Transcribe the records below exactly as they appear, omitting any pictures.
··· Supplied material ···
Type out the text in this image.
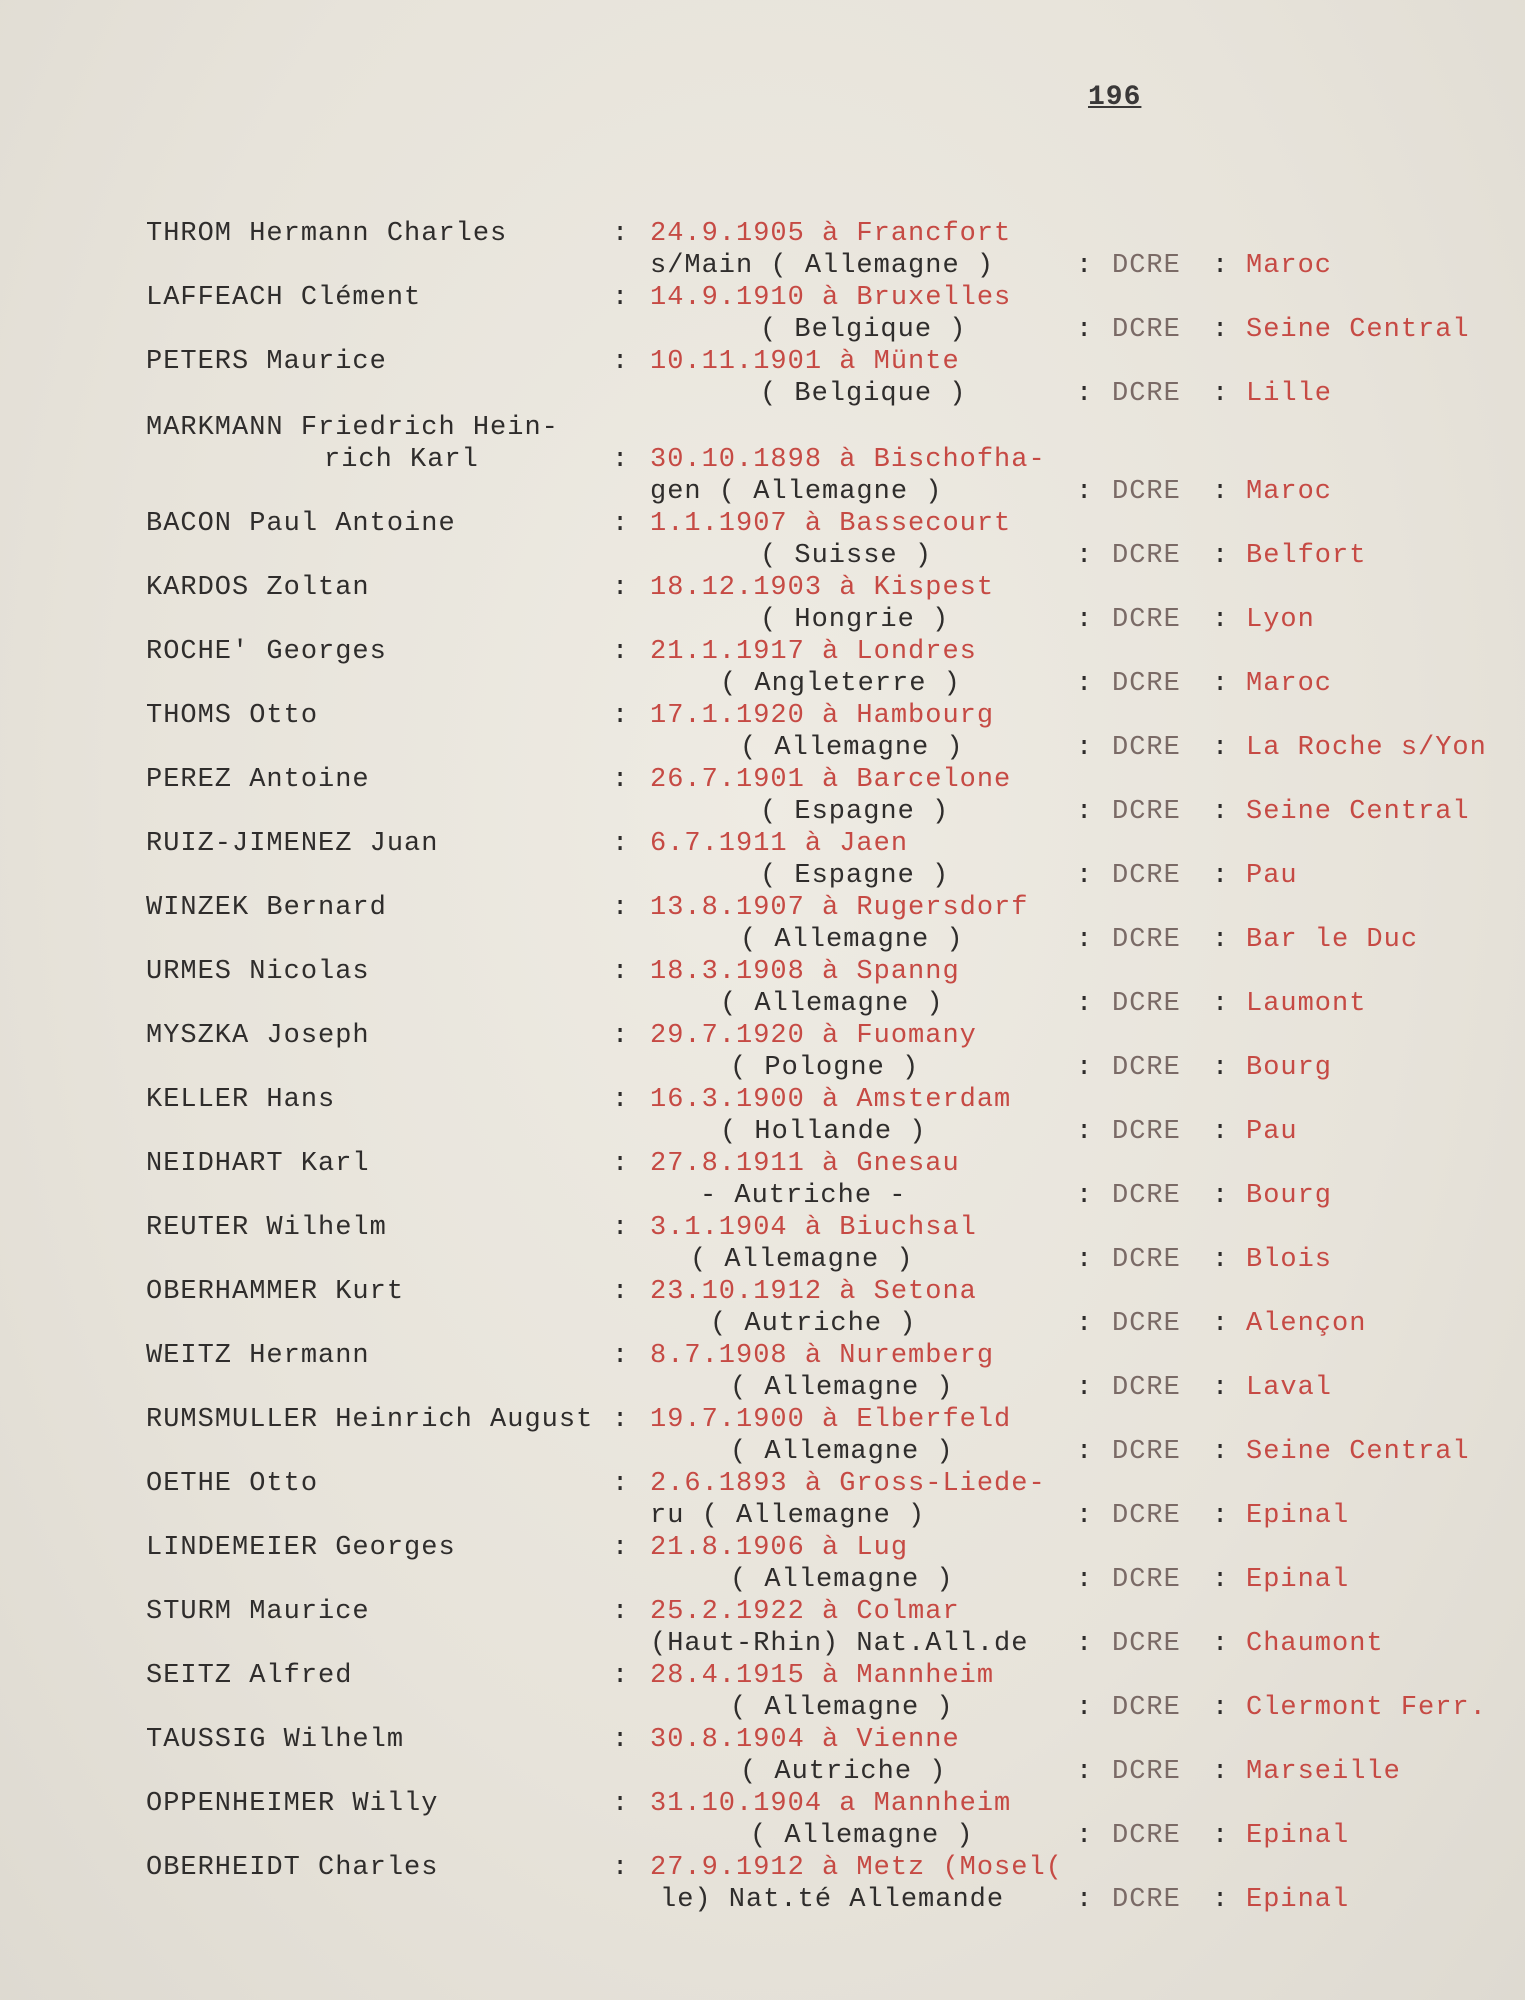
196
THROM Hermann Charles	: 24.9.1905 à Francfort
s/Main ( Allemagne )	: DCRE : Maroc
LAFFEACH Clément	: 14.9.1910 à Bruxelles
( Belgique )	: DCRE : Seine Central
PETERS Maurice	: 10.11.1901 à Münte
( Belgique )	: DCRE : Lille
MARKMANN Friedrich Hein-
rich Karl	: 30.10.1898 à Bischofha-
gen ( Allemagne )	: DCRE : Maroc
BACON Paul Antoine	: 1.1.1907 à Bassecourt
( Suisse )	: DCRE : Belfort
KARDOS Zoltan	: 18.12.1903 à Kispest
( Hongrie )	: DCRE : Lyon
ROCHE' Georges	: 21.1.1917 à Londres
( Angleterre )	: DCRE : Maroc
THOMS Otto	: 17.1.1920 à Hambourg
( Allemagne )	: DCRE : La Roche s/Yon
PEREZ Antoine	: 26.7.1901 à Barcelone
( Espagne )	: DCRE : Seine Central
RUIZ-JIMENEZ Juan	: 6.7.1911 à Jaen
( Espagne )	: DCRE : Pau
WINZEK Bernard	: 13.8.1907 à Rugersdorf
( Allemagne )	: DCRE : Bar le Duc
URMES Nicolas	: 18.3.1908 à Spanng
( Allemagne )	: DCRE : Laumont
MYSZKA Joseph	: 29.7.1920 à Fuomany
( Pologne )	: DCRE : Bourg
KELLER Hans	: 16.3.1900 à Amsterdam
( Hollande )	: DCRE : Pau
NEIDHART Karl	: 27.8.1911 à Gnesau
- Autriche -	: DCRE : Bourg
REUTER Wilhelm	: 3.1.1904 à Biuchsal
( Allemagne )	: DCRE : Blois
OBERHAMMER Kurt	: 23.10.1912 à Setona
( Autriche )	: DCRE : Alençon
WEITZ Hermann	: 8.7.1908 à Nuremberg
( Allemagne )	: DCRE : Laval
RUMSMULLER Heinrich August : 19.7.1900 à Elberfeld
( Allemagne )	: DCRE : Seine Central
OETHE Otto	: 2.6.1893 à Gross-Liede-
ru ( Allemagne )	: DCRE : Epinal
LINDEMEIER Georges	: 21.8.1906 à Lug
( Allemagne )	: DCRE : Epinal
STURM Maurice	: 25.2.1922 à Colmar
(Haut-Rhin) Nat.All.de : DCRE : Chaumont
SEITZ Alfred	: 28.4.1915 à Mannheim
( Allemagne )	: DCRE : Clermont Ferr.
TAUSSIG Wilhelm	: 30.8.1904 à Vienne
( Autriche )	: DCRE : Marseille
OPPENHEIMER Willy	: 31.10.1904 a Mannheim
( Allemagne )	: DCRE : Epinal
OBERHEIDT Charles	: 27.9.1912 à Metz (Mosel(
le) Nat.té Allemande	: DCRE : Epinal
···
**Expected answer**
Type out the text in this image.
196
THROM Hermann Charles	: 24.9.1905 à Francfort
s/Main ( Allemagne )	: DCRE : Maroc
LAFFEACH Clément	: 14.9.1910 à Bruxelles
( Belgique )	: DCRE : Seine Central
PETERS Maurice	: 10.11.1901 à Münte
( Belgique )	: DCRE : Lille
MARKMANN Friedrich Hein-
rich Karl	: 30.10.1898 à Bischofha-
gen ( Allemagne )	: DCRE : Maroc
BACON Paul Antoine	: 1.1.1907 à Bassecourt
( Suisse )	: DCRE : Belfort
KARDOS Zoltan	: 18.12.1903 à Kispest
( Hongrie )	: DCRE : Lyon
ROCHE' Georges	: 21.1.1917 à Londres
( Angleterre )	: DCRE : Maroc
THOMS Otto	: 17.1.1920 à Hambourg
( Allemagne )	: DCRE : La Roche s/Yon
PEREZ Antoine	: 26.7.1901 à Barcelone
( Espagne )	: DCRE : Seine Central
RUIZ-JIMENEZ Juan	: 6.7.1911 à Jaen
( Espagne )	: DCRE : Pau
WINZEK Bernard	: 13.8.1907 à Rugersdorf
( Allemagne )	: DCRE : Bar le Duc
URMES Nicolas	: 18.3.1908 à Spanng
( Allemagne )	: DCRE : Laumont
MYSZKA Joseph	: 29.7.1920 à Fuomany
( Pologne )	: DCRE : Bourg
KELLER Hans	: 16.3.1900 à Amsterdam
( Hollande )	: DCRE : Pau
NEIDHART Karl	: 27.8.1911 à Gnesau
- Autriche -	: DCRE : Bourg
REUTER Wilhelm	: 3.1.1904 à Biuchsal
( Allemagne )	: DCRE : Blois
OBERHAMMER Kurt	: 23.10.1912 à Setona
( Autriche )	: DCRE : Alençon
WEITZ Hermann	: 8.7.1908 à Nuremberg
( Allemagne )	: DCRE : Laval
RUMSMULLER Heinrich August : 19.7.1900 à Elberfeld
( Allemagne )	: DCRE : Seine Central
OETHE Otto	: 2.6.1893 à Gross-Liede-
ru ( Allemagne )	: DCRE : Epinal
LINDEMEIER Georges	: 21.8.1906 à Lug
( Allemagne )	: DCRE : Epinal
STURM Maurice	: 25.2.1922 à Colmar
(Haut-Rhin) Nat.All.de : DCRE : Chaumont
SEITZ Alfred	: 28.4.1915 à Mannheim
( Allemagne )	: DCRE : Clermont Ferr.
TAUSSIG Wilhelm	: 30.8.1904 à Vienne
( Autriche )	: DCRE : Marseille
OPPENHEIMER Willy	: 31.10.1904 a Mannheim
( Allemagne )	: DCRE : Epinal
OBERHEIDT Charles	: 27.9.1912 à Metz (Mosel(
le) Nat.té Allemande	: DCRE : Epinal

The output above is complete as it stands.